-- Begin EXTRACTED DATA --

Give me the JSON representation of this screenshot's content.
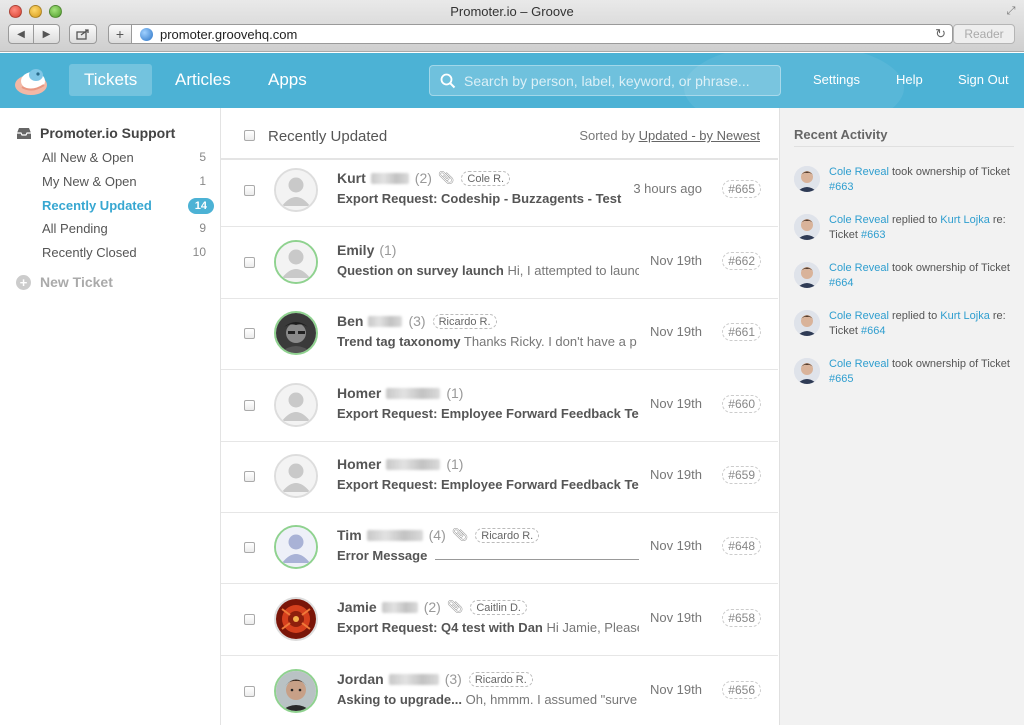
{
  "browser": {
    "window_title": "Promoter.io – Groove",
    "url": "promoter.groovehq.com",
    "reader_label": "Reader"
  },
  "header": {
    "nav": [
      "Tickets",
      "Articles",
      "Apps"
    ],
    "search_placeholder": "Search by person, label, keyword, or phrase...",
    "links": [
      "Settings",
      "Help",
      "Sign Out"
    ],
    "accent_color": "#4cb2d5"
  },
  "sidebar": {
    "mailbox_name": "Promoter.io Support",
    "folders": [
      {
        "label": "All New & Open",
        "count": "5"
      },
      {
        "label": "My New & Open",
        "count": "1"
      },
      {
        "label": "Recently Updated",
        "count": "14"
      },
      {
        "label": "All Pending",
        "count": "9"
      },
      {
        "label": "Recently Closed",
        "count": "10"
      }
    ],
    "new_ticket_label": "New Ticket"
  },
  "list": {
    "title": "Recently Updated",
    "sort_prefix": "Sorted by",
    "sort_value": "Updated - by Newest",
    "tickets": [
      {
        "first": "Kurt",
        "count": "(2)",
        "assignee": "Cole R.",
        "subject": "Export Request: Codeship - Buzzagents - Test",
        "preview": "",
        "date": "3 hours ago",
        "id": "#665"
      },
      {
        "first": "Emily",
        "count": "(1)",
        "assignee": "",
        "subject": "Question on survey launch",
        "preview": "Hi, I attempted to launch",
        "date": "Nov 19th",
        "id": "#662"
      },
      {
        "first": "Ben",
        "count": "(3)",
        "assignee": "Ricardo R.",
        "subject": "Trend tag taxonomy",
        "preview": "Thanks Ricky. I don't have a p",
        "date": "Nov 19th",
        "id": "#661"
      },
      {
        "first": "Homer",
        "count": "(1)",
        "assignee": "",
        "subject": "Export Request: Employee Forward Feedback Te",
        "preview": "",
        "date": "Nov 19th",
        "id": "#660"
      },
      {
        "first": "Homer",
        "count": "(1)",
        "assignee": "",
        "subject": "Export Request: Employee Forward Feedback Te",
        "preview": "",
        "date": "Nov 19th",
        "id": "#659"
      },
      {
        "first": "Tim",
        "count": "(4)",
        "assignee": "Ricardo R.",
        "subject": "Error Message",
        "preview": "",
        "date": "Nov 19th",
        "id": "#648"
      },
      {
        "first": "Jamie",
        "count": "(2)",
        "assignee": "Caitlin D.",
        "subject": "Export Request: Q4 test with Dan",
        "preview": "Hi Jamie, Please",
        "date": "Nov 19th",
        "id": "#658"
      },
      {
        "first": "Jordan",
        "count": "(3)",
        "assignee": "Ricardo R.",
        "subject": "Asking to upgrade...",
        "preview": "Oh, hmmm. I assumed \"surve",
        "date": "Nov 19th",
        "id": "#656"
      }
    ]
  },
  "activity": {
    "title": "Recent Activity",
    "items": [
      {
        "actor": "Cole Reveal",
        "action": " took ownership of Ticket ",
        "target": "",
        "ticket_prefix": "",
        "ticket": "#663"
      },
      {
        "actor": "Cole Reveal",
        "action": " replied to ",
        "target": "Kurt Lojka",
        "ticket_prefix": " re: Ticket ",
        "ticket": "#663"
      },
      {
        "actor": "Cole Reveal",
        "action": " took ownership of Ticket ",
        "target": "",
        "ticket_prefix": "",
        "ticket": "#664"
      },
      {
        "actor": "Cole Reveal",
        "action": " replied to ",
        "target": "Kurt Lojka",
        "ticket_prefix": " re: Ticket ",
        "ticket": "#664"
      },
      {
        "actor": "Cole Reveal",
        "action": " took ownership of Ticket ",
        "target": "",
        "ticket_prefix": "",
        "ticket": "#665"
      }
    ]
  }
}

-- End EXTRACTED DATA --

— WHAT IS NEEDED —
Copy out every line of the material above exactly, skipping the pictures.

— CORRECT ANSWER —
Give me the JSON representation of this screenshot's content.
{
  "browser": {
    "window_title": "Promoter.io – Groove",
    "url": "promoter.groovehq.com",
    "reader_label": "Reader"
  },
  "header": {
    "nav": [
      "Tickets",
      "Articles",
      "Apps"
    ],
    "search_placeholder": "Search by person, label, keyword, or phrase...",
    "links": [
      "Settings",
      "Help",
      "Sign Out"
    ],
    "accent_color": "#4cb2d5"
  },
  "sidebar": {
    "mailbox_name": "Promoter.io Support",
    "folders": [
      {
        "label": "All New & Open",
        "count": "5"
      },
      {
        "label": "My New & Open",
        "count": "1"
      },
      {
        "label": "Recently Updated",
        "count": "14"
      },
      {
        "label": "All Pending",
        "count": "9"
      },
      {
        "label": "Recently Closed",
        "count": "10"
      }
    ],
    "new_ticket_label": "New Ticket"
  },
  "list": {
    "title": "Recently Updated",
    "sort_prefix": "Sorted by",
    "sort_value": "Updated - by Newest",
    "tickets": [
      {
        "first": "Kurt",
        "count": "(2)",
        "assignee": "Cole R.",
        "subject": "Export Request: Codeship - Buzzagents - Test",
        "preview": "",
        "date": "3 hours ago",
        "id": "#665"
      },
      {
        "first": "Emily",
        "count": "(1)",
        "assignee": "",
        "subject": "Question on survey launch",
        "preview": "Hi, I attempted to launch",
        "date": "Nov 19th",
        "id": "#662"
      },
      {
        "first": "Ben",
        "count": "(3)",
        "assignee": "Ricardo R.",
        "subject": "Trend tag taxonomy",
        "preview": "Thanks Ricky. I don't have a p",
        "date": "Nov 19th",
        "id": "#661"
      },
      {
        "first": "Homer",
        "count": "(1)",
        "assignee": "",
        "subject": "Export Request: Employee Forward Feedback Te",
        "preview": "",
        "date": "Nov 19th",
        "id": "#660"
      },
      {
        "first": "Homer",
        "count": "(1)",
        "assignee": "",
        "subject": "Export Request: Employee Forward Feedback Te",
        "preview": "",
        "date": "Nov 19th",
        "id": "#659"
      },
      {
        "first": "Tim",
        "count": "(4)",
        "assignee": "Ricardo R.",
        "subject": "Error Message",
        "preview": "",
        "date": "Nov 19th",
        "id": "#648"
      },
      {
        "first": "Jamie",
        "count": "(2)",
        "assignee": "Caitlin D.",
        "subject": "Export Request: Q4 test with Dan",
        "preview": "Hi Jamie, Please",
        "date": "Nov 19th",
        "id": "#658"
      },
      {
        "first": "Jordan",
        "count": "(3)",
        "assignee": "Ricardo R.",
        "subject": "Asking to upgrade...",
        "preview": "Oh, hmmm. I assumed \"surve",
        "date": "Nov 19th",
        "id": "#656"
      }
    ]
  },
  "activity": {
    "title": "Recent Activity",
    "items": [
      {
        "actor": "Cole Reveal",
        "action": " took ownership of Ticket ",
        "target": "",
        "ticket_prefix": "",
        "ticket": "#663"
      },
      {
        "actor": "Cole Reveal",
        "action": " replied to ",
        "target": "Kurt Lojka",
        "ticket_prefix": " re: Ticket ",
        "ticket": "#663"
      },
      {
        "actor": "Cole Reveal",
        "action": " took ownership of Ticket ",
        "target": "",
        "ticket_prefix": "",
        "ticket": "#664"
      },
      {
        "actor": "Cole Reveal",
        "action": " replied to ",
        "target": "Kurt Lojka",
        "ticket_prefix": " re: Ticket ",
        "ticket": "#664"
      },
      {
        "actor": "Cole Reveal",
        "action": " took ownership of Ticket ",
        "target": "",
        "ticket_prefix": "",
        "ticket": "#665"
      }
    ]
  }
}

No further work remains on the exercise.